EXERCISE OBJECTIVE: Retype exactly the lines below, starting with the line that contains "Transcribe this image's" and ending with the last line; leave out any pictures.

/---

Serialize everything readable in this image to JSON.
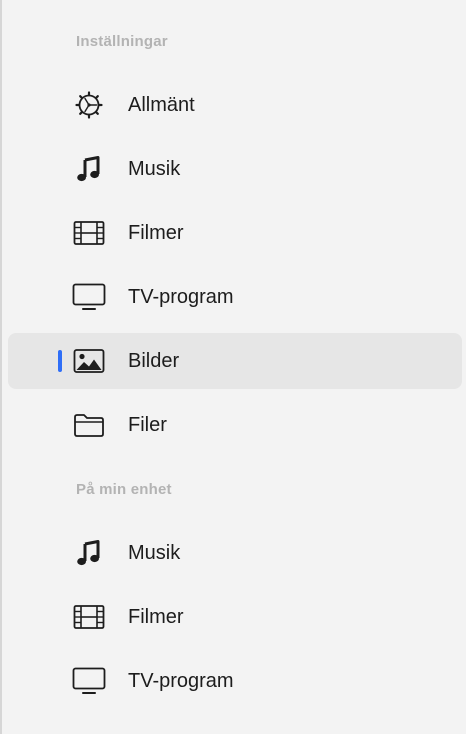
{
  "sidebar": {
    "sections": [
      {
        "header": "Inställningar",
        "items": [
          {
            "label": "Allmänt",
            "icon": "gear-icon"
          },
          {
            "label": "Musik",
            "icon": "music-note-icon"
          },
          {
            "label": "Filmer",
            "icon": "film-icon"
          },
          {
            "label": "TV-program",
            "icon": "tv-icon"
          },
          {
            "label": "Bilder",
            "icon": "photo-icon",
            "selected": true
          },
          {
            "label": "Filer",
            "icon": "folder-icon"
          }
        ]
      },
      {
        "header": "På min enhet",
        "items": [
          {
            "label": "Musik",
            "icon": "music-note-icon"
          },
          {
            "label": "Filmer",
            "icon": "film-icon"
          },
          {
            "label": "TV-program",
            "icon": "tv-icon"
          }
        ]
      }
    ],
    "colors": {
      "background": "#f3f3f3",
      "selected_background": "#e6e6e6",
      "accent": "#2f6ef7",
      "header_text": "#b3b3b3",
      "item_text": "#1d1d1d"
    }
  }
}
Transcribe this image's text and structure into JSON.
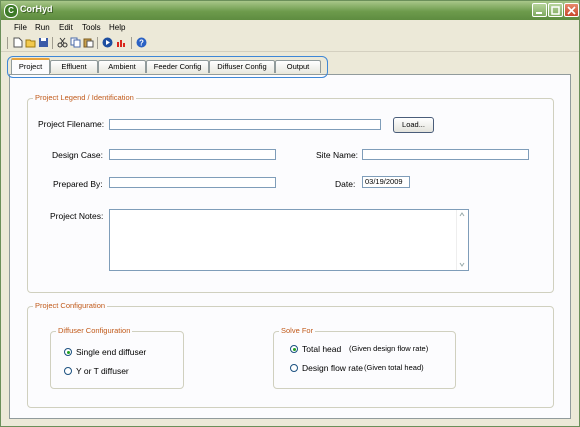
{
  "window": {
    "title": "CorHyd",
    "app_icon_letter": "C"
  },
  "menu": [
    "File",
    "Run",
    "Edit",
    "Tools",
    "Help"
  ],
  "toolbar_icons": [
    "new-file-icon",
    "open-folder-icon",
    "save-icon",
    "cut-icon",
    "copy-icon",
    "paste-icon",
    "run-icon",
    "chart-icon",
    "help-icon"
  ],
  "tabs": [
    "Project",
    "Effluent",
    "Ambient",
    "Feeder Config",
    "Diffuser Config",
    "Output"
  ],
  "active_tab": "Project",
  "legend_group": {
    "title": "Project Legend / Identification",
    "filename_label": "Project Filename:",
    "filename_value": "",
    "load_button": "Load...",
    "design_case_label": "Design Case:",
    "design_case_value": "",
    "site_name_label": "Site Name:",
    "site_name_value": "",
    "prepared_by_label": "Prepared By:",
    "prepared_by_value": "",
    "date_label": "Date:",
    "date_value": "03/19/2009",
    "notes_label": "Project Notes:",
    "notes_value": ""
  },
  "config_group": {
    "title": "Project Configuration",
    "diffuser": {
      "title": "Diffuser Configuration",
      "options": [
        {
          "label": "Single end diffuser",
          "checked": true
        },
        {
          "label": "Y or T diffuser",
          "checked": false
        }
      ]
    },
    "solve": {
      "title": "Solve For",
      "options": [
        {
          "label": "Total head",
          "note": "(Given design flow rate)",
          "checked": true
        },
        {
          "label": "Design flow rate",
          "note": "(Given total head)",
          "checked": false
        }
      ]
    }
  },
  "colors": {
    "title_bar": "#6d9b4c",
    "legend_text": "#c15a1a",
    "tab_highlight": "#3f87d6",
    "radio_dot": "#21a121"
  }
}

\---

OUTPUT OF THE TASK:
Transcribe this image's text and structure into JSON.
{
  "window": {
    "title": "CorHyd",
    "app_icon_letter": "C"
  },
  "menu": [
    "File",
    "Run",
    "Edit",
    "Tools",
    "Help"
  ],
  "toolbar_icons": [
    "new-file-icon",
    "open-folder-icon",
    "save-icon",
    "cut-icon",
    "copy-icon",
    "paste-icon",
    "run-icon",
    "chart-icon",
    "help-icon"
  ],
  "tabs": [
    "Project",
    "Effluent",
    "Ambient",
    "Feeder Config",
    "Diffuser Config",
    "Output"
  ],
  "active_tab": "Project",
  "legend_group": {
    "title": "Project Legend / Identification",
    "filename_label": "Project Filename:",
    "filename_value": "",
    "load_button": "Load...",
    "design_case_label": "Design Case:",
    "design_case_value": "",
    "site_name_label": "Site Name:",
    "site_name_value": "",
    "prepared_by_label": "Prepared By:",
    "prepared_by_value": "",
    "date_label": "Date:",
    "date_value": "03/19/2009",
    "notes_label": "Project Notes:",
    "notes_value": ""
  },
  "config_group": {
    "title": "Project Configuration",
    "diffuser": {
      "title": "Diffuser Configuration",
      "options": [
        {
          "label": "Single end diffuser",
          "checked": true
        },
        {
          "label": "Y or T diffuser",
          "checked": false
        }
      ]
    },
    "solve": {
      "title": "Solve For",
      "options": [
        {
          "label": "Total head",
          "note": "(Given design flow rate)",
          "checked": true
        },
        {
          "label": "Design flow rate",
          "note": "(Given total head)",
          "checked": false
        }
      ]
    }
  },
  "colors": {
    "title_bar": "#6d9b4c",
    "legend_text": "#c15a1a",
    "tab_highlight": "#3f87d6",
    "radio_dot": "#21a121"
  }
}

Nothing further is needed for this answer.